Can you arrange the lines below as a Markdown table with the columns "Row" and "Line," one numbered row per line, skipping blank lines and leaving out the pictures?

------------------------------------

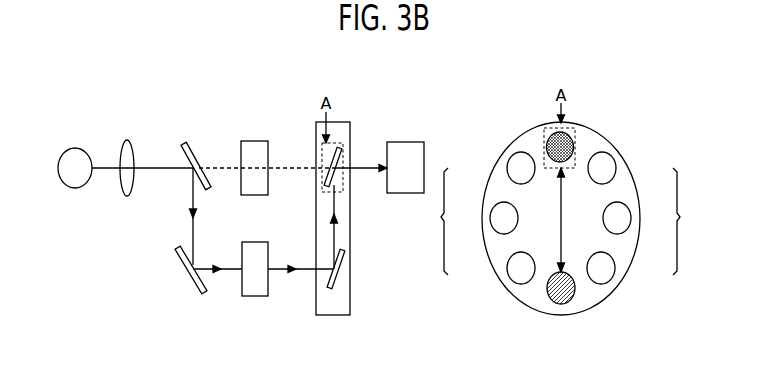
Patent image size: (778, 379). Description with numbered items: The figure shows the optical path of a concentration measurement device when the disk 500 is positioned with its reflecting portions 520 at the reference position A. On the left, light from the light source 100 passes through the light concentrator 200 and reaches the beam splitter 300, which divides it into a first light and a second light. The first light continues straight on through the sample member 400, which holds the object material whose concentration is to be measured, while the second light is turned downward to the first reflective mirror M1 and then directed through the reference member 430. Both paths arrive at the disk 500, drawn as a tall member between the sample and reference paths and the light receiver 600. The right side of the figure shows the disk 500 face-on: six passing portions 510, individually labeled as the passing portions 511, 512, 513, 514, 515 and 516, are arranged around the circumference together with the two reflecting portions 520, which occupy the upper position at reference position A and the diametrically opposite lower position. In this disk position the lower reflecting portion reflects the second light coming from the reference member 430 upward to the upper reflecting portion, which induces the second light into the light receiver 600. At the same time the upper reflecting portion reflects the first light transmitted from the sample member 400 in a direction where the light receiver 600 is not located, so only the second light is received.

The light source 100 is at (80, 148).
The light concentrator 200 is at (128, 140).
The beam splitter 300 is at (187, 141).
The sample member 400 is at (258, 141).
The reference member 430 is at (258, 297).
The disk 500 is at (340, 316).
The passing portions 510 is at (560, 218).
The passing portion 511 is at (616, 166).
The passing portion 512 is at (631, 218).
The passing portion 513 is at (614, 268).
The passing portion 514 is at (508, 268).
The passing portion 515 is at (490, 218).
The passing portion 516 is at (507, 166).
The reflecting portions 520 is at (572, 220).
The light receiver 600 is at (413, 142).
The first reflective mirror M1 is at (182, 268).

------------------------------------

■ **Task result**:
| Row | Line |
|---|---|
| 1 | Patent image size: (778, 379). Description with numbered items: The figure shows the optical path of a concentration measurement device when the disk 500 is positioned with its reflecting portions 520 at the reference position A. On the left, light from the light source 100 passes through the light concentrator 200 and reaches the beam splitter 300, which divides it into a first light and a second light. The first light continues straight on through the sample member 400, which holds the object material whose concentration is to be measured, while the second light is turned downward to the first reflective mirror M1 and then directed through the reference member 430. Both paths arrive at the disk 500, drawn as a tall member between the sample and reference paths and the light receiver 600. The right side of the figure shows the disk 500 face-on: six passing portions 510, individually labeled as the passing portions 511, 512, 513, 514, 515 and 516, are arranged around the circumference together with the two reflecting portions 520, which occupy the upper position at reference position A and the diametrically opposite lower position. In this disk position the lower reflecting portion reflects the second light coming from the reference member 430 upward to the upper reflecting portion, which induces the second light into the light receiver 600. At the same time the upper reflecting portion reflects the first light transmitted from the sample member 400 in a direction where the light receiver 600 is not located, so only the second light is received. |
| 2 | The light source 100 is at (80, 148). |
| 3 | The light concentrator 200 is at (128, 140). |
| 4 | The beam splitter 300 is at (187, 141). |
| 5 | The sample member 400 is at (258, 141). |
| 6 | The reference member 430 is at (258, 297). |
| 7 | The disk 500 is at (340, 316). |
| 8 | The passing portions 510 is at (560, 218). |
| 9 | The passing portion 511 is at (616, 166). |
| 10 | The passing portion 512 is at (631, 218). |
| 11 | The passing portion 513 is at (614, 268). |
| 12 | The passing portion 514 is at (508, 268). |
| 13 | The passing portion 515 is at (490, 218). |
| 14 | The passing portion 516 is at (507, 166). |
| 15 | The reflecting portions 520 is at (572, 220). |
| 16 | The light receiver 600 is at (413, 142). |
| 17 | The first reflective mirror M1 is at (182, 268). |